→ **Short task**
From the entries below, extract every line that includes the word "color".

(Data listing)
○ ○ ○ ○ ○ ○ ○

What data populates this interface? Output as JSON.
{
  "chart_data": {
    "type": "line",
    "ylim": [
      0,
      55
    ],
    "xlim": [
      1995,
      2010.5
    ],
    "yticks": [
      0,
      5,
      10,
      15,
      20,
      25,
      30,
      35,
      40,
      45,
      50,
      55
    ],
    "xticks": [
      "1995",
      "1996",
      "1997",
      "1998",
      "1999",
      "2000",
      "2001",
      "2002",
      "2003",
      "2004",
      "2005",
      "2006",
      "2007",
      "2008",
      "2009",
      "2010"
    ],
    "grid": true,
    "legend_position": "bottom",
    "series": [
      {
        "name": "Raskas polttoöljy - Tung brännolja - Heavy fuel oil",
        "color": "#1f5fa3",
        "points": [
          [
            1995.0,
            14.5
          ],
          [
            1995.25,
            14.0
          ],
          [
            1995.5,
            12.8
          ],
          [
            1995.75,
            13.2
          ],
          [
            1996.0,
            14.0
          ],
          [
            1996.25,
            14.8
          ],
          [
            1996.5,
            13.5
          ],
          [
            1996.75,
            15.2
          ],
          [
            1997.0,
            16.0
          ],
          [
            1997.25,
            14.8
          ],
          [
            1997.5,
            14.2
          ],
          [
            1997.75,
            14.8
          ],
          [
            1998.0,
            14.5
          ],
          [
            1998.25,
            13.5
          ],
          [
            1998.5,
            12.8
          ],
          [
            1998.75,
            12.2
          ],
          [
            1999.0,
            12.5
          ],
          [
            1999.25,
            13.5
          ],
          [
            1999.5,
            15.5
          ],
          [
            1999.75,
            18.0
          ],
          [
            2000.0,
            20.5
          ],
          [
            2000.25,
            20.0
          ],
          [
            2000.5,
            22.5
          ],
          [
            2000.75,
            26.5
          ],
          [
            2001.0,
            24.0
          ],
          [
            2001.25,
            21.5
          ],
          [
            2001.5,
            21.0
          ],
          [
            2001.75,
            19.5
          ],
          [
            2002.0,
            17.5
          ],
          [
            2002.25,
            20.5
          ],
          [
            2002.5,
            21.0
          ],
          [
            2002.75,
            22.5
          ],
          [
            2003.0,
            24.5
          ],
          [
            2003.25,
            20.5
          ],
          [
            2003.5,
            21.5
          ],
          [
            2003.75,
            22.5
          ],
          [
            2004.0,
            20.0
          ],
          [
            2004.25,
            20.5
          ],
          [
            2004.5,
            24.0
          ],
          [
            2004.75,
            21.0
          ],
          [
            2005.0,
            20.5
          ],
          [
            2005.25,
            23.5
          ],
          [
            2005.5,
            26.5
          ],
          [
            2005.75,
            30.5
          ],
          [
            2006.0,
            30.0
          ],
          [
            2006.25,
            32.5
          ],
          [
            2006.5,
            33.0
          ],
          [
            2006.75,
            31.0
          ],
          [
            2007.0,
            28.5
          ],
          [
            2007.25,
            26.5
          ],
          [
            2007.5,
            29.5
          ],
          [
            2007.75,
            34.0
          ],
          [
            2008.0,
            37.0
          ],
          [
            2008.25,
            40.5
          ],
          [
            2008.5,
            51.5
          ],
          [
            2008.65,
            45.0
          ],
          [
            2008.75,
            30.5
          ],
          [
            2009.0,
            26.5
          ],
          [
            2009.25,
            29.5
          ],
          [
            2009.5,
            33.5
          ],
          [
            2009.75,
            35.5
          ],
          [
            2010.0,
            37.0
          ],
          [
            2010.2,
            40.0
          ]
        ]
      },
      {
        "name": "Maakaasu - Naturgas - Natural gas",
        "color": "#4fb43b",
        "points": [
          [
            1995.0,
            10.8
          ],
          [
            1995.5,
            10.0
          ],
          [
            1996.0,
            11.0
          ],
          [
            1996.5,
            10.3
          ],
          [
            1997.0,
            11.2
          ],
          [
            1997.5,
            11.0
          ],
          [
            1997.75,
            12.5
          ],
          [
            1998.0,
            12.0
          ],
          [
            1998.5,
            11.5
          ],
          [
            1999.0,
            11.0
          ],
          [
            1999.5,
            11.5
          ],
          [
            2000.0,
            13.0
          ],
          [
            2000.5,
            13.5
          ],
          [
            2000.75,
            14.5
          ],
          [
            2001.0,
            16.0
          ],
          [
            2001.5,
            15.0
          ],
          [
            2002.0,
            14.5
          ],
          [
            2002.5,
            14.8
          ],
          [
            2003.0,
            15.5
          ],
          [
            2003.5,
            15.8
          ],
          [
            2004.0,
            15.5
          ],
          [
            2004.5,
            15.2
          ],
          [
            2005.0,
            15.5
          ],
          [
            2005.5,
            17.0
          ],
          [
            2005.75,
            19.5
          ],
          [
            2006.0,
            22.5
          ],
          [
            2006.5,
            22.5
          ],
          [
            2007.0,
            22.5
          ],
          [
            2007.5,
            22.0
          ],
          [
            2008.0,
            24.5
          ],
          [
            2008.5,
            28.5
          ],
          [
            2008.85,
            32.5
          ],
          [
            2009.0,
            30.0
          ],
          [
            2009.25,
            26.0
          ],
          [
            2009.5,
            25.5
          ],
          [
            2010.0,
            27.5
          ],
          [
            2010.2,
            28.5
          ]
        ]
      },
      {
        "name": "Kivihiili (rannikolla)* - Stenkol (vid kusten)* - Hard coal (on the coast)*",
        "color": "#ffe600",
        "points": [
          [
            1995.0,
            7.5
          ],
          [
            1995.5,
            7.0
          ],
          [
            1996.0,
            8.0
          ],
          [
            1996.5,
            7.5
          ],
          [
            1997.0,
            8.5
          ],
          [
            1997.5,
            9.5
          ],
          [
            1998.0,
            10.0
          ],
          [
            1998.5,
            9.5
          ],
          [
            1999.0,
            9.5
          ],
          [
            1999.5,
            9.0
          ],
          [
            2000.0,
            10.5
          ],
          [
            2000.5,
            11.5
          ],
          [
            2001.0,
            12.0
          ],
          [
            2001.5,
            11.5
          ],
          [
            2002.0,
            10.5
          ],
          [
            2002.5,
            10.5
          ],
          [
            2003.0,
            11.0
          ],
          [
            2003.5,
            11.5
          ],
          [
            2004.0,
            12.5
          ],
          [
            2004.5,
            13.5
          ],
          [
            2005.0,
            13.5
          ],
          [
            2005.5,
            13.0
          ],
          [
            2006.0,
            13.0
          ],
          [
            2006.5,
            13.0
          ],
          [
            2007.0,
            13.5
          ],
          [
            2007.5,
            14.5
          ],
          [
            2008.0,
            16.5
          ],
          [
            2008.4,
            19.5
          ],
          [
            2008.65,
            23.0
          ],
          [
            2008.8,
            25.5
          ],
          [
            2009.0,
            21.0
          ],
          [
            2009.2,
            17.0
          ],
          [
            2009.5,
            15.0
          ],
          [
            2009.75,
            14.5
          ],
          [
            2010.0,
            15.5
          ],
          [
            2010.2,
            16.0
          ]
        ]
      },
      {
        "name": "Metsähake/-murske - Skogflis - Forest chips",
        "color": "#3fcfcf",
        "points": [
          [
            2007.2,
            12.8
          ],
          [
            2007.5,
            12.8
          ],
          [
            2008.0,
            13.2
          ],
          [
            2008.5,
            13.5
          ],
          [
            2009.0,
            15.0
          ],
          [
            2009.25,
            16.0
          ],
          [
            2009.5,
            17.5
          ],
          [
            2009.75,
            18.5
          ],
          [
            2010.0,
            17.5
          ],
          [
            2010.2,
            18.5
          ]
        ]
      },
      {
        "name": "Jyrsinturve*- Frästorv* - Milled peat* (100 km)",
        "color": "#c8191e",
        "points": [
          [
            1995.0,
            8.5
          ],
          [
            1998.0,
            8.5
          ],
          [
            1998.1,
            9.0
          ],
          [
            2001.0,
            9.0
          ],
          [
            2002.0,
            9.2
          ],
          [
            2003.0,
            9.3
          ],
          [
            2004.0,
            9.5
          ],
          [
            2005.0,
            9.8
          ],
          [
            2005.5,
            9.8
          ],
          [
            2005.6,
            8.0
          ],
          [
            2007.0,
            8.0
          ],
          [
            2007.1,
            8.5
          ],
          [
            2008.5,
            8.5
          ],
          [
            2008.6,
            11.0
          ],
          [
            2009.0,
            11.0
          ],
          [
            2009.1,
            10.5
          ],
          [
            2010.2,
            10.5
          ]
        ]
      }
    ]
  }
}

○ ○ ○ ○ ○ ○ ○

→ **Problem solution**
        "color": "#1f5fa3",
        "color": "#4fb43b",
        "color": "#ffe600",
        "color": "#3fcfcf",
        "color": "#c8191e",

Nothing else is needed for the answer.